> _Aim_
Please copy out every line from the start of the list below through the line containing "bar-demographic [871, 771, 909, 785]", including that line.

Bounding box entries
◆ ◆ ◆ ◆
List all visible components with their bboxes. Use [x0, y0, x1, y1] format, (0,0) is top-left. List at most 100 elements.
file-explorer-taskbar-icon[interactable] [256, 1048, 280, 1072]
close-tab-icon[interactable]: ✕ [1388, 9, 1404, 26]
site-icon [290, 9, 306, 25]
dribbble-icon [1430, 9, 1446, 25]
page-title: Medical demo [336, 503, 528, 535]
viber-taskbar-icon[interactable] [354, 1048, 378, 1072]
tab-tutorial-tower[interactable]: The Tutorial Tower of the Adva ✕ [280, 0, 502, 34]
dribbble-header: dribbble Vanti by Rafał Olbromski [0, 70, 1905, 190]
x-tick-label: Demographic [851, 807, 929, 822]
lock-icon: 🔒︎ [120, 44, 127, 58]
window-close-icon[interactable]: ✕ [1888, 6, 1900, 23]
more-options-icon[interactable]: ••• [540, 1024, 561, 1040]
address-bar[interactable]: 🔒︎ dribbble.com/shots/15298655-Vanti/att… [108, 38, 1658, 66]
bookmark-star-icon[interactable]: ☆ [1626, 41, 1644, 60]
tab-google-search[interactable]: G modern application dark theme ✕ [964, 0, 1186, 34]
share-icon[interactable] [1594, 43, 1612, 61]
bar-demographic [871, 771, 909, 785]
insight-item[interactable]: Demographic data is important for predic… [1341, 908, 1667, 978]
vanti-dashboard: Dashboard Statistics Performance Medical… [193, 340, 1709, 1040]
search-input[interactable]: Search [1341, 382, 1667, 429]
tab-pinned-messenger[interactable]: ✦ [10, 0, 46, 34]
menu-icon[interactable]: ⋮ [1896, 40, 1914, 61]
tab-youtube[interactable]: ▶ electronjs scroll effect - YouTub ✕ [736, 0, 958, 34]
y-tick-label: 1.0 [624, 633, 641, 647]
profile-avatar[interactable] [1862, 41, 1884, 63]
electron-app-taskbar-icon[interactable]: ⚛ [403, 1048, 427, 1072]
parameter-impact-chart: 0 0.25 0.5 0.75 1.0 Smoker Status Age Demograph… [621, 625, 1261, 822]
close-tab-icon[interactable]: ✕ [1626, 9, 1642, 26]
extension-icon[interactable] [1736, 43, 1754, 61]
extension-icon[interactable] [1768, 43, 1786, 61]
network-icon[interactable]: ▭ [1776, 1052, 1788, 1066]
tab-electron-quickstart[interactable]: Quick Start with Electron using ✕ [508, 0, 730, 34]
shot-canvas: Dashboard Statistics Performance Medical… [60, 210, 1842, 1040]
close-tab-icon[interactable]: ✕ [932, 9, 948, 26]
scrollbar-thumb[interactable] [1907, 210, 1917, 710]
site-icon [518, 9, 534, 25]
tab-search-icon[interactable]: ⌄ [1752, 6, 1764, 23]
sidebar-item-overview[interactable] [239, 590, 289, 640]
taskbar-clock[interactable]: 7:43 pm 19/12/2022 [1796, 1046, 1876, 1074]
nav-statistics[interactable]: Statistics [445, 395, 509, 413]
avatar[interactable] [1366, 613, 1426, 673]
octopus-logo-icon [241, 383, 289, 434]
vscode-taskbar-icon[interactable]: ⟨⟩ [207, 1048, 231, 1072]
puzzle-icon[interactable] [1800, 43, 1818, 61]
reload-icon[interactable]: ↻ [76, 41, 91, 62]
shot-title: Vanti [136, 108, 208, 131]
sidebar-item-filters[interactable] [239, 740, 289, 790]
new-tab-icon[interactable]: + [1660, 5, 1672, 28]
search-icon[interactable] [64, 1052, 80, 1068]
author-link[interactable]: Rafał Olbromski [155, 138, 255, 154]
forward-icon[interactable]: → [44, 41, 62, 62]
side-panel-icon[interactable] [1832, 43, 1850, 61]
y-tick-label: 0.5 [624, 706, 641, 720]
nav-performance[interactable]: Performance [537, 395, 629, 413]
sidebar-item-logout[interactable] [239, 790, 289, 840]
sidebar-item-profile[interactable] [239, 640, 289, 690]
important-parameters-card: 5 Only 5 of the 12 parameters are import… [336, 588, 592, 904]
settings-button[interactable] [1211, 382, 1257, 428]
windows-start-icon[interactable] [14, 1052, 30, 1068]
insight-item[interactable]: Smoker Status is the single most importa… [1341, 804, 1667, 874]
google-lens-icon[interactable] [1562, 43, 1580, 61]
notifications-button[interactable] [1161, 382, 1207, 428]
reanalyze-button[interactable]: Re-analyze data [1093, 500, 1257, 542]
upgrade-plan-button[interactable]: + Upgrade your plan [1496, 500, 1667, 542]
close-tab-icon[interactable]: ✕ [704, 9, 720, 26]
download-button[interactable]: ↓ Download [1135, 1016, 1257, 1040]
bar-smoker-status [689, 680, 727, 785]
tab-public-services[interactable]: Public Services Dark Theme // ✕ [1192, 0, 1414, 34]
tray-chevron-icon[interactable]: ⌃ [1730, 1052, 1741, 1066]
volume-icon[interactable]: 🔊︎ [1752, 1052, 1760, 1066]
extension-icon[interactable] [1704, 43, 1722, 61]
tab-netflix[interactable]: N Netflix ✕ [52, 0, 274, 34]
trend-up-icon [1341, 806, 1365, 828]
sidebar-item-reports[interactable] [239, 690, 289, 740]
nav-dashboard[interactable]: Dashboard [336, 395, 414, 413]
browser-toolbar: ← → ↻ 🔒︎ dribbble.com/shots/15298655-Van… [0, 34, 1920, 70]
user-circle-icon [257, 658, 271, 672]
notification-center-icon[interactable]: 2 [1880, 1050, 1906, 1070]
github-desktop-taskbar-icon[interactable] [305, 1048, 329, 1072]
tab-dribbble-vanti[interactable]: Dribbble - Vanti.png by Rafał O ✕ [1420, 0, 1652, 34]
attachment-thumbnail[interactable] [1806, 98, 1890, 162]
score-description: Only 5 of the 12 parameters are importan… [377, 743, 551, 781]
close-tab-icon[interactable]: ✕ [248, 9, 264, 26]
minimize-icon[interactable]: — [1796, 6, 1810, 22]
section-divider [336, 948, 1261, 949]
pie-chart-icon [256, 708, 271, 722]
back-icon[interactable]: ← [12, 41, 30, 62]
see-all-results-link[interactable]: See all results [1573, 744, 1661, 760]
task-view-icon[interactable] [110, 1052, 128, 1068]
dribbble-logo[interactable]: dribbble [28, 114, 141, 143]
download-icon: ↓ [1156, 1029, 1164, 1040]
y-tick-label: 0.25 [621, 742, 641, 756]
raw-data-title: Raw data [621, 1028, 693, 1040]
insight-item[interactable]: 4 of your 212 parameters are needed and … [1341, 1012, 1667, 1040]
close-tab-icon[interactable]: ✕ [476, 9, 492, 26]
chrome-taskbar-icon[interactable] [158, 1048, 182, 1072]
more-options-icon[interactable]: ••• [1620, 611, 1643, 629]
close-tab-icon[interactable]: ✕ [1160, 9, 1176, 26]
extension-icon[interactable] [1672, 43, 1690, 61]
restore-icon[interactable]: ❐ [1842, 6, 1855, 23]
◆ ◆ ◆ ◆
> _Solution below_
List all visible components with their bboxes. Use [x0, y0, x1, y1] format, (0,0) is top-left. List at most 100 elements.
file-explorer-taskbar-icon[interactable] [256, 1048, 280, 1072]
close-tab-icon[interactable]: ✕ [1388, 9, 1404, 26]
site-icon [290, 9, 306, 25]
dribbble-icon [1430, 9, 1446, 25]
page-title: Medical demo [336, 503, 528, 535]
viber-taskbar-icon[interactable] [354, 1048, 378, 1072]
tab-tutorial-tower[interactable]: The Tutorial Tower of the Adva ✕ [280, 0, 502, 34]
dribbble-header: dribbble Vanti by Rafał Olbromski [0, 70, 1905, 190]
x-tick-label: Demographic [851, 807, 929, 822]
lock-icon: 🔒︎ [120, 44, 127, 58]
window-close-icon[interactable]: ✕ [1888, 6, 1900, 23]
more-options-icon[interactable]: ••• [540, 1024, 561, 1040]
address-bar[interactable]: 🔒︎ dribbble.com/shots/15298655-Vanti/att… [108, 38, 1658, 66]
bookmark-star-icon[interactable]: ☆ [1626, 41, 1644, 60]
tab-google-search[interactable]: G modern application dark theme ✕ [964, 0, 1186, 34]
share-icon[interactable] [1594, 43, 1612, 61]
bar-demographic [871, 771, 909, 785]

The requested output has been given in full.